# Job
Find every line with "text" in it, then report how many there are and nothing more.

* begin Task inputs *

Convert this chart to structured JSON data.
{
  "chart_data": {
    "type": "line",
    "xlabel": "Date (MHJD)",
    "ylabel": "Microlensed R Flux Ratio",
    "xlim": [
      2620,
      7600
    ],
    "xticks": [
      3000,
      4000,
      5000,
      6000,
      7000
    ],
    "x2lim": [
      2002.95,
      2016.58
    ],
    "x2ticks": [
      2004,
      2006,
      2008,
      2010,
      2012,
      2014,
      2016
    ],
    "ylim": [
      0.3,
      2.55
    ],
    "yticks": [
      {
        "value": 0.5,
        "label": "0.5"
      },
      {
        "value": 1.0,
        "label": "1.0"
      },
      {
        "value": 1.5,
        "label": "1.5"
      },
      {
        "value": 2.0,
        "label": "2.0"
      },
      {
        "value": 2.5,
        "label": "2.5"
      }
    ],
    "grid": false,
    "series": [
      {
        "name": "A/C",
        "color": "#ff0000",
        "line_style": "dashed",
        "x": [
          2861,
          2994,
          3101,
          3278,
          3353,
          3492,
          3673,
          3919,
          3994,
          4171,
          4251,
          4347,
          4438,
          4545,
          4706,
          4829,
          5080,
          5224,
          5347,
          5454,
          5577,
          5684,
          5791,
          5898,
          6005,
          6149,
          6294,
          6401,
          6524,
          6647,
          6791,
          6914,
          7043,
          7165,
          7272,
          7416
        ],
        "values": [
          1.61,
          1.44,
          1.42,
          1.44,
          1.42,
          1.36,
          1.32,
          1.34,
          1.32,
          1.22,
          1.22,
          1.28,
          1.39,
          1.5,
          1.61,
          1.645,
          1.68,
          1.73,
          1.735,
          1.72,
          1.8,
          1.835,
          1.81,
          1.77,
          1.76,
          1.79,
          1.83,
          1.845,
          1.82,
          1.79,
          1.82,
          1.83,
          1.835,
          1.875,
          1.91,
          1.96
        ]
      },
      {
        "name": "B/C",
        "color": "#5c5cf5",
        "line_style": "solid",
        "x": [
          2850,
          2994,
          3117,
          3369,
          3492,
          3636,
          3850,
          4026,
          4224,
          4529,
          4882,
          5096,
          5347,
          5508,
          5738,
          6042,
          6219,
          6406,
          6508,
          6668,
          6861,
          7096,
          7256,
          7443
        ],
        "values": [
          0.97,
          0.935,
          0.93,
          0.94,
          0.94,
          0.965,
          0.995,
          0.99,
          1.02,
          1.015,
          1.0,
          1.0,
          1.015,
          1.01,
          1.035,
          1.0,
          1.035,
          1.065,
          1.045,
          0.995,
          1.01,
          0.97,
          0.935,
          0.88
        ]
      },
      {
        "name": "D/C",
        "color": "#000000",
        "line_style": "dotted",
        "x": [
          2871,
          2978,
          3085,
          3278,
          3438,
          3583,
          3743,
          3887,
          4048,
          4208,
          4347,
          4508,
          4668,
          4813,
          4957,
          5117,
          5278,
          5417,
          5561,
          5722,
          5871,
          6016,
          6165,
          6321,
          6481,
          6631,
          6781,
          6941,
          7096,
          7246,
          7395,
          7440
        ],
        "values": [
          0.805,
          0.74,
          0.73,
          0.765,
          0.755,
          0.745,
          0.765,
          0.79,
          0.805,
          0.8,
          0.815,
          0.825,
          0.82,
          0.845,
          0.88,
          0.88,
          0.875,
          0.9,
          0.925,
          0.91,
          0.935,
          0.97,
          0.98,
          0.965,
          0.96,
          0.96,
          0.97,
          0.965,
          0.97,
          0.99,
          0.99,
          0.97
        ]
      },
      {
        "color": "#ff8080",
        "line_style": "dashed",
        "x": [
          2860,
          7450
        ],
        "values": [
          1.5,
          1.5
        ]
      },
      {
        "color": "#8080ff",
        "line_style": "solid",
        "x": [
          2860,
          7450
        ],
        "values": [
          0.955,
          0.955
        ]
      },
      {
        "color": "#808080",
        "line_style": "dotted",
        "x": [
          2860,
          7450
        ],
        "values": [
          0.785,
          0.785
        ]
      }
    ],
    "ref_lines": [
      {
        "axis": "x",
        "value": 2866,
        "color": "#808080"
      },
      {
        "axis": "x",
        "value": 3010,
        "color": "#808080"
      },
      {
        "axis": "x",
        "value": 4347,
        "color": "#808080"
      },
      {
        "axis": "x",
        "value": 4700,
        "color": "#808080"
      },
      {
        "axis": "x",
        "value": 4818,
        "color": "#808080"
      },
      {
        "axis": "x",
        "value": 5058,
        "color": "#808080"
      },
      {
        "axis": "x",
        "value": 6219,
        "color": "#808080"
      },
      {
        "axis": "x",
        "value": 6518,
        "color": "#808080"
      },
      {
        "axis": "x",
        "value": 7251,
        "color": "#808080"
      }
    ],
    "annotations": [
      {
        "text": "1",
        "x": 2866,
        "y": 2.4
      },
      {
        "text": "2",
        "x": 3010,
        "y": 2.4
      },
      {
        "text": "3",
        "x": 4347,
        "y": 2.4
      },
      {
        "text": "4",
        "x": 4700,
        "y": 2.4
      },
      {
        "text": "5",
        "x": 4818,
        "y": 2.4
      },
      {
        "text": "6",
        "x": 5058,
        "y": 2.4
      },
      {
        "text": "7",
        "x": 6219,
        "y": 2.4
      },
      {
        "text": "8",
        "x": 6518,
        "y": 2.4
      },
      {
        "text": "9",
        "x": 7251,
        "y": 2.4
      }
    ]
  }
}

* end Task inputs *

# Result of this task
9